Work required: Would you write out the entries below, every one of them, exactly?

◇ ◇ ◇ ◇ ◇

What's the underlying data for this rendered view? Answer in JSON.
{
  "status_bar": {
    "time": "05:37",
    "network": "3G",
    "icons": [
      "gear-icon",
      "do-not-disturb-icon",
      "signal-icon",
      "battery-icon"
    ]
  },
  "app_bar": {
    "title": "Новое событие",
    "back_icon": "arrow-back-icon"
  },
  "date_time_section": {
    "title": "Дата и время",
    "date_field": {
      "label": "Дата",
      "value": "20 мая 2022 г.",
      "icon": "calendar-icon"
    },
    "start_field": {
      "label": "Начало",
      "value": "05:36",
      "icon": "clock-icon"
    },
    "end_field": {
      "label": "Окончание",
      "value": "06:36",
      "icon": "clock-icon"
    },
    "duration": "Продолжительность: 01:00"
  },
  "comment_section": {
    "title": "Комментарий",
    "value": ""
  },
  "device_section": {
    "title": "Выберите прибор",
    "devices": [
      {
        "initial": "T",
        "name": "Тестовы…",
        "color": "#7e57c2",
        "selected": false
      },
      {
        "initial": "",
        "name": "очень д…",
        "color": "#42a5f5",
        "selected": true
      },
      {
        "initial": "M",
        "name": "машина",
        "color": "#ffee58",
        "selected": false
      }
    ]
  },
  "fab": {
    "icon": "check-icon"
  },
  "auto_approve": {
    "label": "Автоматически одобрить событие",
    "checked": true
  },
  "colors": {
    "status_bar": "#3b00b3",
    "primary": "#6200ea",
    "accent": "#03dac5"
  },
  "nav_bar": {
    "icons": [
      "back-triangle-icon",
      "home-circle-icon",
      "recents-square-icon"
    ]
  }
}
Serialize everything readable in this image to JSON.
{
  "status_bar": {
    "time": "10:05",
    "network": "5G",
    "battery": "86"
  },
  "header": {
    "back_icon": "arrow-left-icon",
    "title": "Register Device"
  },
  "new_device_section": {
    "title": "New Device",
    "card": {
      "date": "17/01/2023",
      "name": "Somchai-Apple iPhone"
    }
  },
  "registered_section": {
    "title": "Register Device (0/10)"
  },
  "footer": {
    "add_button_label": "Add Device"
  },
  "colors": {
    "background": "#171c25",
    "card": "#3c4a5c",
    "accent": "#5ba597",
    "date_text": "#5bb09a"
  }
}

◇ ◇ ◇ ◇ ◇

Task solution:
What's the underlying data for this rendered view? Answer in JSON.
{
  "status_bar": {
    "time": "05:37",
    "network": "3G",
    "icons": [
      "gear-icon",
      "do-not-disturb-icon",
      "signal-icon",
      "battery-icon"
    ]
  },
  "app_bar": {
    "title": "Новое событие",
    "back_icon": "arrow-back-icon"
  },
  "date_time_section": {
    "title": "Дата и время",
    "date_field": {
      "label": "Дата",
      "value": "20 мая 2022 г.",
      "icon": "calendar-icon"
    },
    "start_field": {
      "label": "Начало",
      "value": "05:36",
      "icon": "clock-icon"
    },
    "end_field": {
      "label": "Окончание",
      "value": "06:36",
      "icon": "clock-icon"
    },
    "duration": "Продолжительность: 01:00"
  },
  "comment_section": {
    "title": "Комментарий",
    "value": ""
  },
  "device_section": {
    "title": "Выберите прибор",
    "devices": [
      {
        "initial": "T",
        "name": "Тестовы…",
        "color": "#7e57c2",
        "selected": false
      },
      {
        "initial": "",
        "name": "очень д…",
        "color": "#42a5f5",
        "selected": true
      },
      {
        "initial": "M",
        "name": "машина",
        "color": "#ffee58",
        "selected": false
      }
    ]
  },
  "fab": {
    "icon": "check-icon"
  },
  "auto_approve": {
    "label": "Автоматически одобрить событие",
    "checked": true
  },
  "colors": {
    "status_bar": "#3b00b3",
    "primary": "#6200ea",
    "accent": "#03dac5"
  },
  "nav_bar": {
    "icons": [
      "back-triangle-icon",
      "home-circle-icon",
      "recents-square-icon"
    ]
  }
}
Serialize everything readable in this image to JSON.
{
  "status_bar": {
    "time": "10:05",
    "network": "5G",
    "battery": "86"
  },
  "header": {
    "back_icon": "arrow-left-icon",
    "title": "Register Device"
  },
  "new_device_section": {
    "title": "New Device",
    "card": {
      "date": "17/01/2023",
      "name": "Somchai-Apple iPhone"
    }
  },
  "registered_section": {
    "title": "Register Device (0/10)"
  },
  "footer": {
    "add_button_label": "Add Device"
  },
  "colors": {
    "background": "#171c25",
    "card": "#3c4a5c",
    "accent": "#5ba597",
    "date_text": "#5bb09a"
  }
}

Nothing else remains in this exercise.